▶ What the task asks:
Reproduce the passage on planting corn in wet soil word for word, between "The key to preventing" and "ground is unwise.", inclusive.

▶ Passage for review:
═══
The researchers said planting, tilling or driving in wet fields can cause compaction. When planting into wet soils, sidewall compaction can occur due to the opening discs smearing the sidewall of the planter furrow. When sidewall compaction occurs, plant roots will grown mainly in the planting furrow.
The key to preventing the sidewall compaction is very simple. It is simply waiting until the ground is dry enough to plant.
Corn growers can test the moisture level in their fields by molding the soil into a ball with their hands. If the ball will not easily crumble, it’s too wet to plant.
Purdue Extension Corn Specialist Bob Nielsen said planting dates are important, but other factors can also impact yields, like insects, weather and seed.
He agrees that mudding in the crop just to get it in the ground is unwise.
“‘Mudding in’ a crop early to avoid planting late will almost always end up being an unwise decision,” he said.
He says it’s “too early to fear-monger about the anticipated late start to planting” because growers have the machinery capacity to catch up quickly once the weather and soil conditions become favorable for planting.
═══
▶ Information provided:

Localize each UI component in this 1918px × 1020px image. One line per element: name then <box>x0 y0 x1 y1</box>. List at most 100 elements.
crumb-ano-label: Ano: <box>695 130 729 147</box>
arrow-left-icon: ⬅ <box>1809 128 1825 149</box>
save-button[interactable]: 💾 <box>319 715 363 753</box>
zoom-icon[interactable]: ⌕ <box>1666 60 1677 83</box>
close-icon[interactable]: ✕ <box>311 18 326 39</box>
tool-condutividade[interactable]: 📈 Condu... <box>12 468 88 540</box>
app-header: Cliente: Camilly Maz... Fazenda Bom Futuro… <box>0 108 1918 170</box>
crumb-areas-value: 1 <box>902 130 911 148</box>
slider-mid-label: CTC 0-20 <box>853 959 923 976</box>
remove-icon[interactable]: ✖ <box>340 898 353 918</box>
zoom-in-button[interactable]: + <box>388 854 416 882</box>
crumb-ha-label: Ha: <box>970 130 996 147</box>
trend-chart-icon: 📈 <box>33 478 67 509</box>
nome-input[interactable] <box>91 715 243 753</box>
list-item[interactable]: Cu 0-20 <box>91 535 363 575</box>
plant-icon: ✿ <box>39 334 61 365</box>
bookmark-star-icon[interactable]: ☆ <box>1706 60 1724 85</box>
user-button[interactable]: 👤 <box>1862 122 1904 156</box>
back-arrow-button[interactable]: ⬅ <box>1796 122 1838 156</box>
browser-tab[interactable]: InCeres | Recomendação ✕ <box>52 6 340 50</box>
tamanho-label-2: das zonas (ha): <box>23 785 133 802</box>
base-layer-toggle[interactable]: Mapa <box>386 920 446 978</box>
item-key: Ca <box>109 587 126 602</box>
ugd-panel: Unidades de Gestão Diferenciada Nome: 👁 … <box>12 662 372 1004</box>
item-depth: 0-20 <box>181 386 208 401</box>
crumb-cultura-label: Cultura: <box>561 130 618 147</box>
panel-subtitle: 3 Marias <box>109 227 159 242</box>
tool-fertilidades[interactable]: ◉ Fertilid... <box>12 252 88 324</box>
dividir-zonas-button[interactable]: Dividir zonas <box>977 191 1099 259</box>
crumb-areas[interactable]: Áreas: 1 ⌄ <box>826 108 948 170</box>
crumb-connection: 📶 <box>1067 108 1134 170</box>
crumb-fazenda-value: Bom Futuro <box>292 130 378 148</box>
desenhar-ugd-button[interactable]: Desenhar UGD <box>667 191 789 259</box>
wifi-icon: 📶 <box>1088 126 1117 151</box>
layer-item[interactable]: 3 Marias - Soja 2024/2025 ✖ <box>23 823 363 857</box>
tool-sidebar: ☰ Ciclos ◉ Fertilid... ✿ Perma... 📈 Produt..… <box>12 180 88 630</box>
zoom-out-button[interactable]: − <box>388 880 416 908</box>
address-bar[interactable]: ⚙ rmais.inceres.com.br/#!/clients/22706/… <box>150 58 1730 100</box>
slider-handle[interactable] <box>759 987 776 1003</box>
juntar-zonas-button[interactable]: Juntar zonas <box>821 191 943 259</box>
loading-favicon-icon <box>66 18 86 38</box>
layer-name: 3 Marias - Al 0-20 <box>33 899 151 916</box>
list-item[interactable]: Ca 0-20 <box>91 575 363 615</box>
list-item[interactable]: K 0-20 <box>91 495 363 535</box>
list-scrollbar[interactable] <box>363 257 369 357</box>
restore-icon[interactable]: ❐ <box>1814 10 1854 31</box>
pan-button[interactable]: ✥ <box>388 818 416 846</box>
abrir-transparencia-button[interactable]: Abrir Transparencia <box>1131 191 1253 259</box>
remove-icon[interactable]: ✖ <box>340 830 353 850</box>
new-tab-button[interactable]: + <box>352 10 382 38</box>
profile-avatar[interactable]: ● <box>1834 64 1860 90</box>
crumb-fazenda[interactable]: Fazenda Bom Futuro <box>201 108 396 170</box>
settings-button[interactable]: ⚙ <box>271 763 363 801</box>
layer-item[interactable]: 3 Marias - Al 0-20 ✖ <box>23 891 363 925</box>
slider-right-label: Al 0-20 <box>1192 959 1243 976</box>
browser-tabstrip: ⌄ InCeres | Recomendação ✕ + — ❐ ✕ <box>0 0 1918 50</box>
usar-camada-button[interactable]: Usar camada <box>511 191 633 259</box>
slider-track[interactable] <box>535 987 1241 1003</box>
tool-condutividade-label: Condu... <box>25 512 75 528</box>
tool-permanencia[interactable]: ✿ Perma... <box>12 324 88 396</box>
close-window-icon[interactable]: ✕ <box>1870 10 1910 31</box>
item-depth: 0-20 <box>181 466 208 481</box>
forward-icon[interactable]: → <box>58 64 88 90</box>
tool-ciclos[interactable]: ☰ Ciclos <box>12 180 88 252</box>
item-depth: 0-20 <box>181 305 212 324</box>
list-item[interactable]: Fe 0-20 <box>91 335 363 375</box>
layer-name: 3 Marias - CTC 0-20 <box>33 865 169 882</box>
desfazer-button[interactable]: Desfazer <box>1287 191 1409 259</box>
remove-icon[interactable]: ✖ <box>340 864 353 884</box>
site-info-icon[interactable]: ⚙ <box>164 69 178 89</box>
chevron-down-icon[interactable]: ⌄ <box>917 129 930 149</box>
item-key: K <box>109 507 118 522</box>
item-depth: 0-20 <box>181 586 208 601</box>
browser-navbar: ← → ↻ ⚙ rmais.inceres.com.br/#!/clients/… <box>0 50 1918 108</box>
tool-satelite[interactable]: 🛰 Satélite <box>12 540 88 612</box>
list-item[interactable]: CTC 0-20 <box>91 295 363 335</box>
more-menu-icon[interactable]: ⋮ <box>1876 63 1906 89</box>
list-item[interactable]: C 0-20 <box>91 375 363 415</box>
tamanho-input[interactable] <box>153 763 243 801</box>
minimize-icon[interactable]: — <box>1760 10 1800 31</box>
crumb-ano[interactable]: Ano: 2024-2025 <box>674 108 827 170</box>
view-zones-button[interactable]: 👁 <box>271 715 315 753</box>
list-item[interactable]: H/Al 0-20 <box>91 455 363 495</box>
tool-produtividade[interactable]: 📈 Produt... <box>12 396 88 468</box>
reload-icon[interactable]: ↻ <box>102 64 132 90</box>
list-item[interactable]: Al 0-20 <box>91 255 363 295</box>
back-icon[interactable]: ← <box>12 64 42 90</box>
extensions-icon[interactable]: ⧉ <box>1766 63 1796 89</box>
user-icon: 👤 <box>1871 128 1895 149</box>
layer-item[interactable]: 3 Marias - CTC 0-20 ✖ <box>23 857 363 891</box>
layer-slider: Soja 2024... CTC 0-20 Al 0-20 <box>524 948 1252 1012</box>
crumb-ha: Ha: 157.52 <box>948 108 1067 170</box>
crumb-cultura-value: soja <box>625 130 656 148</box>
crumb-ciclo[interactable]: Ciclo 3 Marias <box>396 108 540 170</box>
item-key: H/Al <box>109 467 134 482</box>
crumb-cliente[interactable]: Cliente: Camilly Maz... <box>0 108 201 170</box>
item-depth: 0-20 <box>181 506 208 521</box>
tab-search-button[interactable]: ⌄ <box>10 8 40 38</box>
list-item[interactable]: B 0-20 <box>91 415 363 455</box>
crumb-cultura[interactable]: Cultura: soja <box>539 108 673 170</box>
═══
▶ Answer for the task:
The key to preventing the sidewall compaction is very simple. It is simply waiting until the ground is dry enough to plant.
Corn growers can test the moisture level in their fields by molding the soil into a ball with their hands. If the ball will not easily crumble, it’s too wet to plant.
Purdue Extension Corn Specialist Bob Nielsen said planting dates are important, but other factors can also impact yields, like insects, weather and seed.
He agrees that mudding in the crop just to get it in the ground is unwise.